_Objective:_ Extract every line that contains the word "ANCSA".

Records from a dataset:

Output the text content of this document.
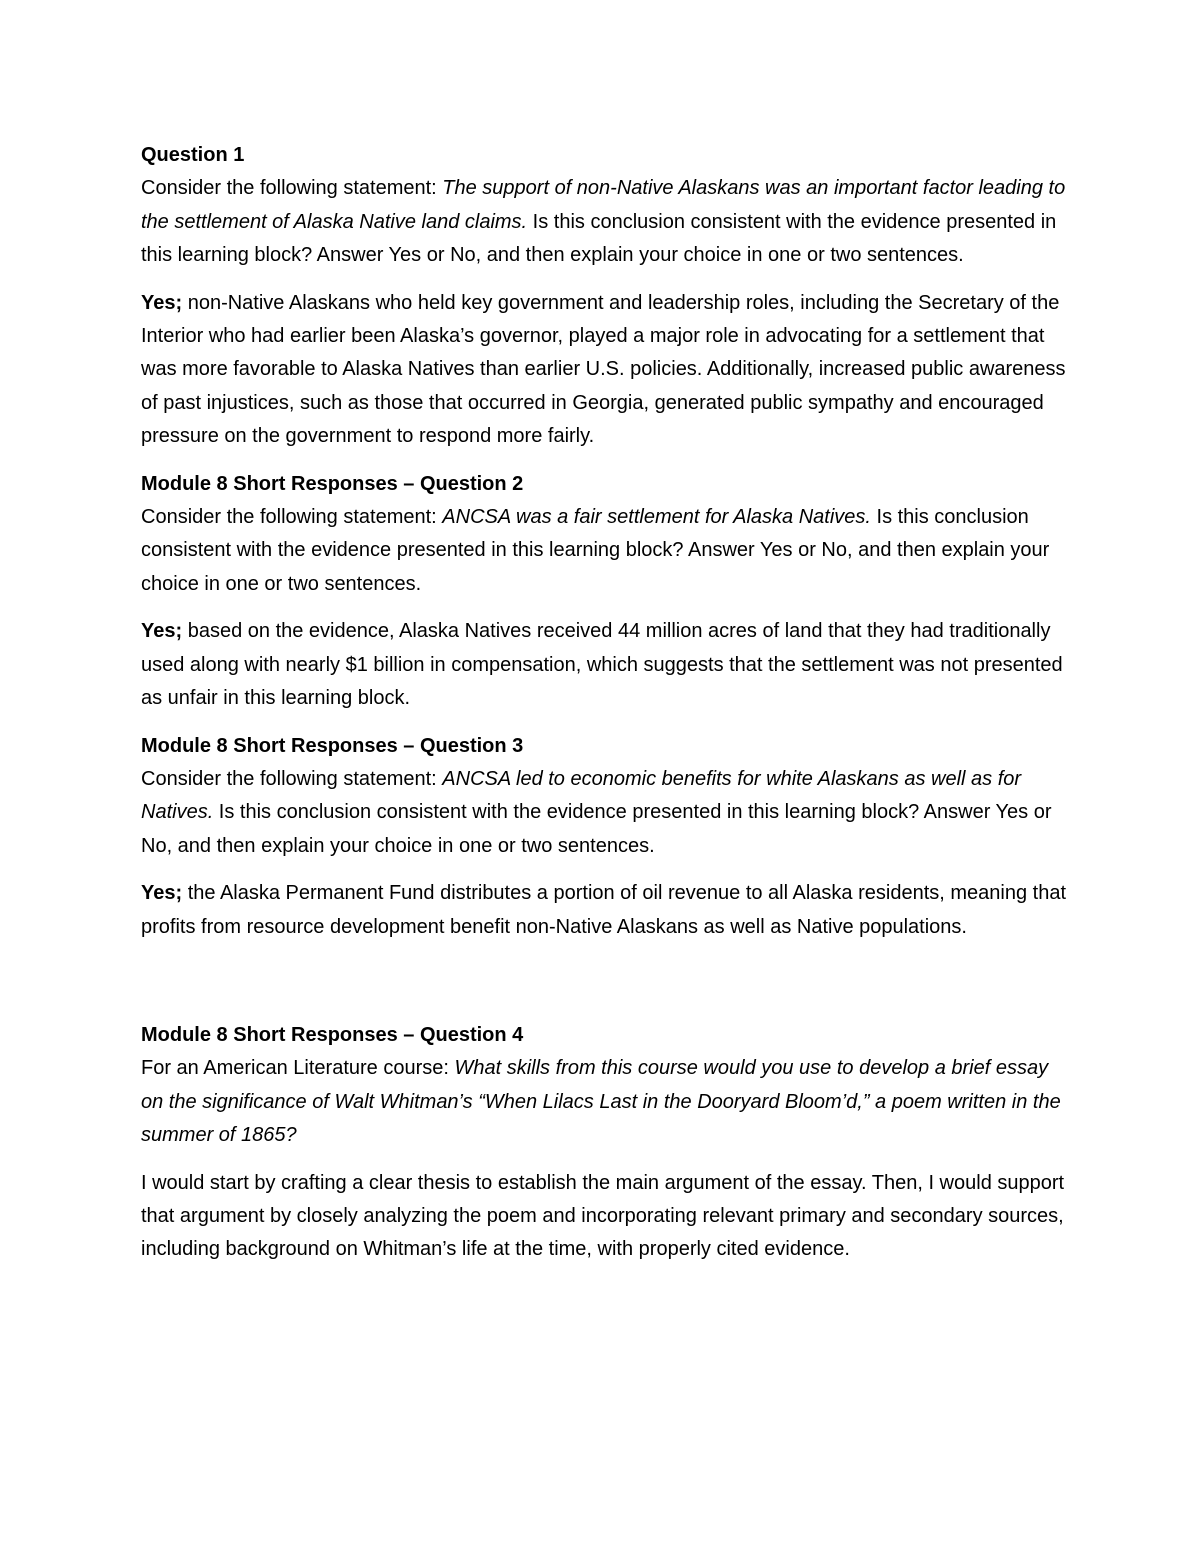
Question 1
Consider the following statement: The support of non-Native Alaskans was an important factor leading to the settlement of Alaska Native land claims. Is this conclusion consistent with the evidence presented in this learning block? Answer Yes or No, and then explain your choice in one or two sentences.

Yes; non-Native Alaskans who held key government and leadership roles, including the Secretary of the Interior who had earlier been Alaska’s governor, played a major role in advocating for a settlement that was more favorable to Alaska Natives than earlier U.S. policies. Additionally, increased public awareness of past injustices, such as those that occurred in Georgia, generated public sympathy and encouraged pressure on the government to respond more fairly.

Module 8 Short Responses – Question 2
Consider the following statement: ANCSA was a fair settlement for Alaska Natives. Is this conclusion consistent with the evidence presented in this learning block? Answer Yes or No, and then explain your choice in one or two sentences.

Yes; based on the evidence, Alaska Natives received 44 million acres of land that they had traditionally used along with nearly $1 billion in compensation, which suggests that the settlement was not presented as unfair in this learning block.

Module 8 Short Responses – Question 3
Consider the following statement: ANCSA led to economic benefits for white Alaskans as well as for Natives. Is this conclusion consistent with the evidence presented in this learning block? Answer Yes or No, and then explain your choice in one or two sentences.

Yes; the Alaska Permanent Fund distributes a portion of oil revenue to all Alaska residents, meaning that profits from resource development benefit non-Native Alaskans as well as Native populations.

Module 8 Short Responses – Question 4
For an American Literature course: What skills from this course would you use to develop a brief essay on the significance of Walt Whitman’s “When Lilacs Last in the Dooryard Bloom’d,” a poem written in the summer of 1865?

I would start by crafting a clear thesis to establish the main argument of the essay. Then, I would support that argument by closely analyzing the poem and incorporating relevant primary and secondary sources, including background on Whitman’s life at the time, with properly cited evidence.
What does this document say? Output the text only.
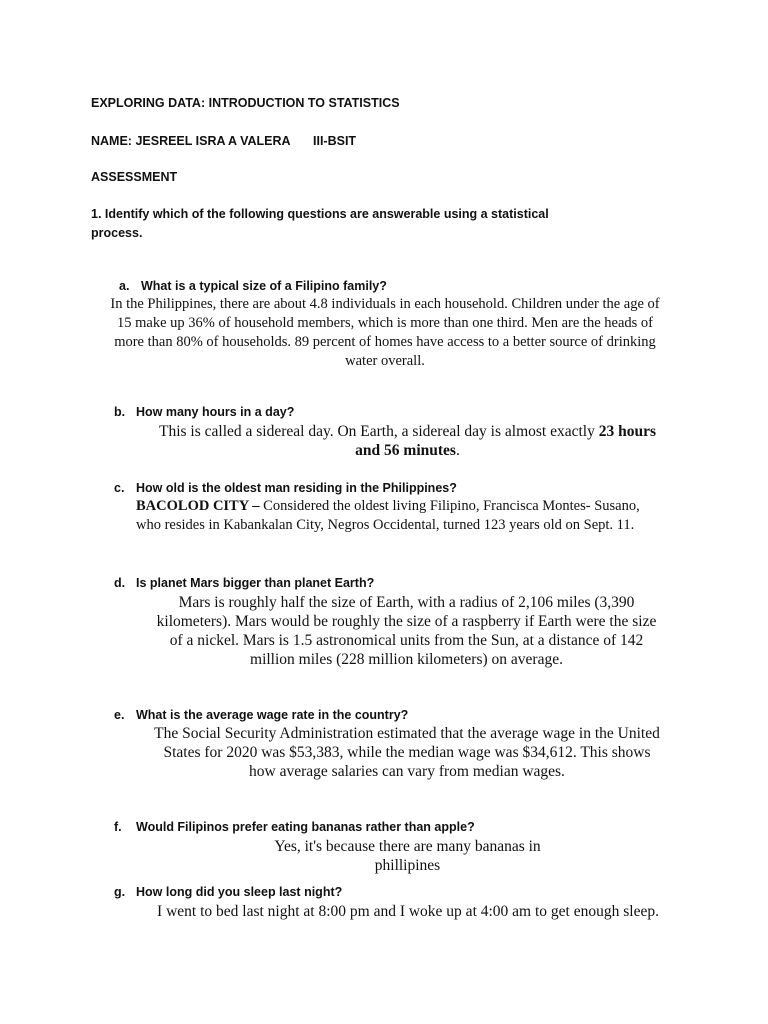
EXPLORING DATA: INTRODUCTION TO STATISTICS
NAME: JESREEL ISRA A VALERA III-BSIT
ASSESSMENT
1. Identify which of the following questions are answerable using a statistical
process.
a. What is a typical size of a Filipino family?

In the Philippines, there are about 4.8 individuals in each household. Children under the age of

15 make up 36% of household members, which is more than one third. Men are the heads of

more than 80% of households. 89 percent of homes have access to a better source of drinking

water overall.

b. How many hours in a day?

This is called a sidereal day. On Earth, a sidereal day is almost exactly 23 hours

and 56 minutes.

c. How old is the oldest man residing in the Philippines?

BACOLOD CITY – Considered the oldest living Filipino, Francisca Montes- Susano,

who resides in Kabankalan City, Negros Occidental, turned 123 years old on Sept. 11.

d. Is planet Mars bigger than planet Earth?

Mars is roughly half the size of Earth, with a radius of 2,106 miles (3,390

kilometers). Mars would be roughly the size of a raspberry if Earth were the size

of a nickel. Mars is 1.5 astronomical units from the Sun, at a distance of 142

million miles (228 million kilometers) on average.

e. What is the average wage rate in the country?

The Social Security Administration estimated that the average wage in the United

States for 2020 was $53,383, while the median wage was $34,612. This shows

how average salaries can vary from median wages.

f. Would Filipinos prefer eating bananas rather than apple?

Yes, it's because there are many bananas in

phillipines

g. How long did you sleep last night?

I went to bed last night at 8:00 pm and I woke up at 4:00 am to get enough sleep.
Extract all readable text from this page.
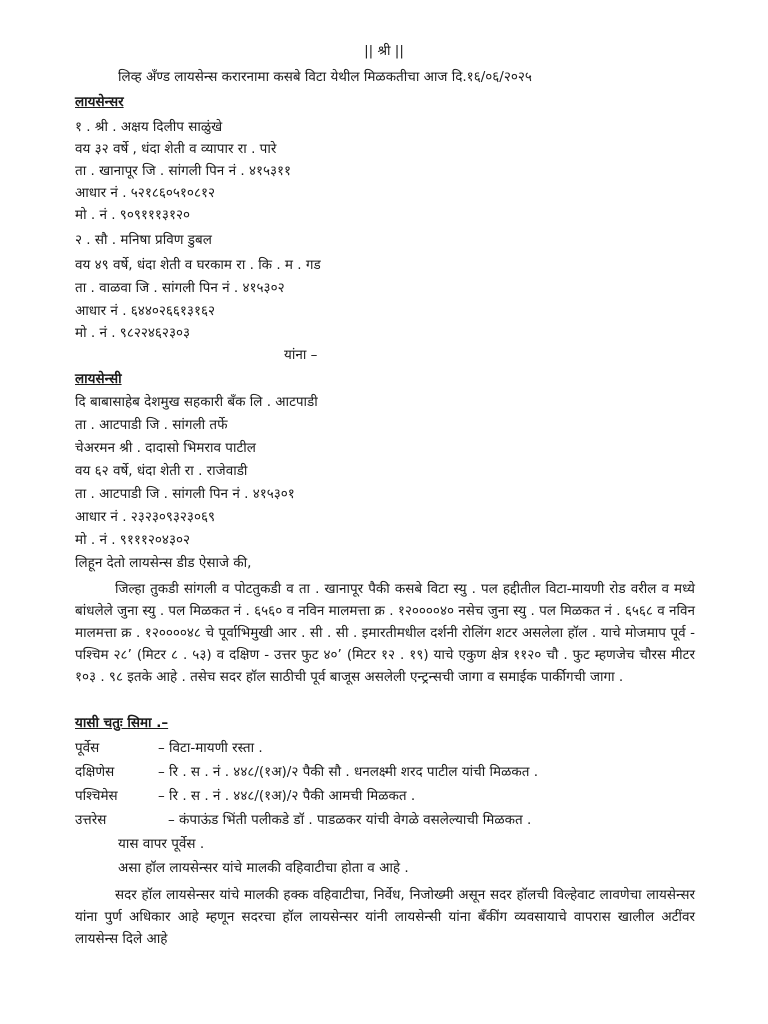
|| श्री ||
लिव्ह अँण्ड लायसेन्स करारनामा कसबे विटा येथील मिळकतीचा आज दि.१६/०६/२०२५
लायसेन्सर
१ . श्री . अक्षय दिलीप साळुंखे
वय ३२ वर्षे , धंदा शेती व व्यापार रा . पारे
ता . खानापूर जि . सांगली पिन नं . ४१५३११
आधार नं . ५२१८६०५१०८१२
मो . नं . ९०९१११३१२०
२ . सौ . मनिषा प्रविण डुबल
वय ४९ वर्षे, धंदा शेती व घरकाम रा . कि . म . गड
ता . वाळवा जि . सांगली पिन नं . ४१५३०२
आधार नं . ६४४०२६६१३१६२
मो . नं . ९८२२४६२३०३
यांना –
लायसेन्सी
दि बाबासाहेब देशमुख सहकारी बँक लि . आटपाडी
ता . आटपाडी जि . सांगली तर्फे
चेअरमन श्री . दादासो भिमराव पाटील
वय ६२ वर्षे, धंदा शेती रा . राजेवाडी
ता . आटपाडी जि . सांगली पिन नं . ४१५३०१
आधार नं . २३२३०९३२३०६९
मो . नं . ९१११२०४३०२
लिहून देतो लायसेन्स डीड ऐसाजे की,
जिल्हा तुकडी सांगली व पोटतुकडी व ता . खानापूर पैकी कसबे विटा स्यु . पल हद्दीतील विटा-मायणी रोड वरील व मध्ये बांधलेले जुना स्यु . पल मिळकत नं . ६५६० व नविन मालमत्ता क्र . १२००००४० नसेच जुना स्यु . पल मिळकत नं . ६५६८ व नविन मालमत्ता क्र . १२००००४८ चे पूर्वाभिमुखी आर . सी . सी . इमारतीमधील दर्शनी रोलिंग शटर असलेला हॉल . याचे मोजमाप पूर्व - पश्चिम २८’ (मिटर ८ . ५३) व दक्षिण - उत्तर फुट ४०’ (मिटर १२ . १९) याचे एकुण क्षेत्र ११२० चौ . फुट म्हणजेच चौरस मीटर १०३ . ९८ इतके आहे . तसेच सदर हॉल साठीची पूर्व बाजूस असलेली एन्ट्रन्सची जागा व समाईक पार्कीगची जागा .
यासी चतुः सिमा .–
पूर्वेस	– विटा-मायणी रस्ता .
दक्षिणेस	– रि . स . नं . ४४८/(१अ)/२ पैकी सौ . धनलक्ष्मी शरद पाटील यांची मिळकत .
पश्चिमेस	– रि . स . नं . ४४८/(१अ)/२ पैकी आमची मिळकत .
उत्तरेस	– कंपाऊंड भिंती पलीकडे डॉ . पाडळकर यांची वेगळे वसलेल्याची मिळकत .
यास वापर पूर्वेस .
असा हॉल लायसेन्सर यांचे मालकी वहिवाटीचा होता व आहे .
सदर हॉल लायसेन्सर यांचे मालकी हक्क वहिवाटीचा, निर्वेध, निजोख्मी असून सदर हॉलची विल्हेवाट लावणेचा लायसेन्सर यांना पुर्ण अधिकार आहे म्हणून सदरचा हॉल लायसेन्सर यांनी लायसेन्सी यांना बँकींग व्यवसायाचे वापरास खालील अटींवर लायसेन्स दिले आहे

_Completed exercise:_
Consider the following statement: ANCSA was a fair settlement for Alaska Natives. Is this conclusion consistent with the evidence presented in this learning block? Answer Yes or No, and then explain your choice in one or two sentences.
Consider the following statement: ANCSA led to economic benefits for white Alaskans as well as for Natives. Is this conclusion consistent with the evidence presented in this learning block? Answer Yes or No, and then explain your choice in one or two sentences.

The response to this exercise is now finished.